START Data to process
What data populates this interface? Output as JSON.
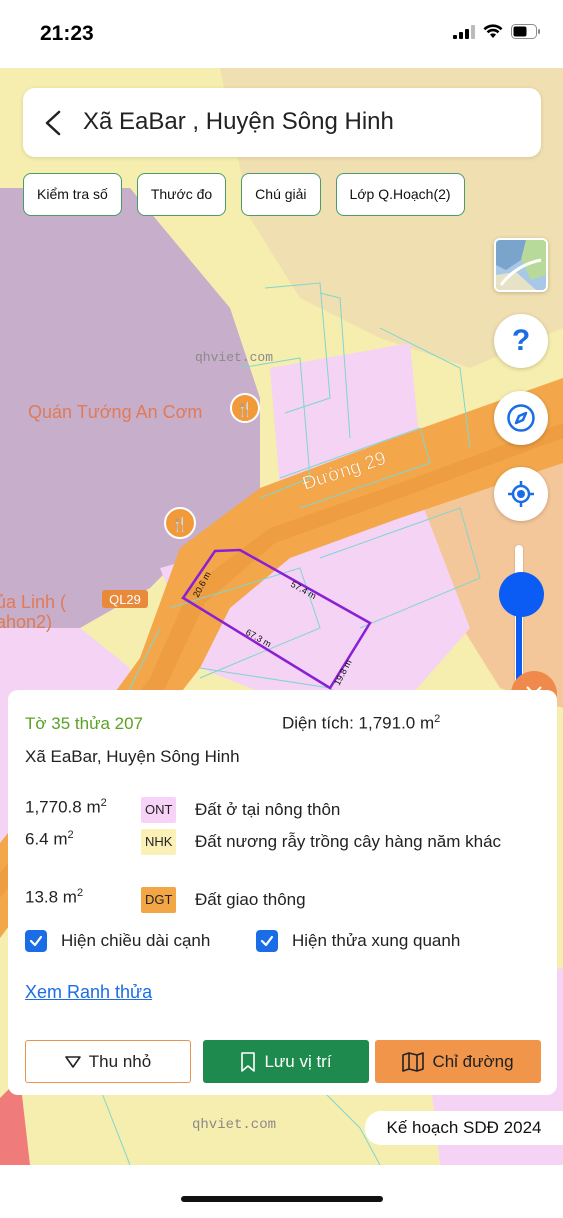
{
  "status": {
    "time": "21:23"
  },
  "header": {
    "title": "Xã EaBar , Huyện Sông Hinh"
  },
  "chips": [
    {
      "label": "Kiểm tra số"
    },
    {
      "label": "Thước đo"
    },
    {
      "label": "Chú giải"
    },
    {
      "label": "Lớp Q.Hoạch(2)"
    }
  ],
  "map": {
    "watermark": "qhviet.com",
    "poi_label": "Quán Tướng An Cơm",
    "road_label": "Đường 29",
    "route_badge": "QL29",
    "partial_label_1": "ủa Linh (",
    "partial_label_2": "ahon2)",
    "edges": {
      "top": "57.4 m",
      "left": "20.6 m",
      "bottom": "67.3 m",
      "right": "19.8 m"
    },
    "zoom_level": 0.72
  },
  "parcel": {
    "sheet": "Tờ 35 thửa 207",
    "area_label": "Diện tích: 1,791.0 m",
    "area_sup": "2",
    "location": "Xã EaBar, Huyện Sông Hinh",
    "landuse": [
      {
        "amount": "1,770.8 m",
        "sup": "2",
        "code": "ONT",
        "code_bg": "#f7d3f7",
        "desc": "Đất ở tại nông thôn"
      },
      {
        "amount": "6.4 m",
        "sup": "2",
        "code": "NHK",
        "code_bg": "#fbf1b6",
        "desc": "Đất nương rẫy trồng cây hàng năm khác"
      },
      {
        "amount": "13.8 m",
        "sup": "2",
        "code": "DGT",
        "code_bg": "#f2a646",
        "desc": "Đất giao thông"
      }
    ],
    "show_edge_lengths": "Hiện chiều dài cạnh",
    "show_neighbors": "Hiện thửa xung quanh",
    "view_boundary": "Xem Ranh thửa"
  },
  "actions": {
    "collapse": "Thu nhỏ",
    "save": "Lưu vị trí",
    "route": "Chỉ đường"
  },
  "plan_badge": "Kế hoạch SDĐ 2024",
  "colors": {
    "accent_blue": "#0a5cf5",
    "green": "#1e8a4e",
    "orange": "#f0954a",
    "road": "#f3a74a"
  }
}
END Data to process
__Task brief__
Only the number is wanted: how many lines of the material contain the word "thửa"?

__Answer to this problem__
3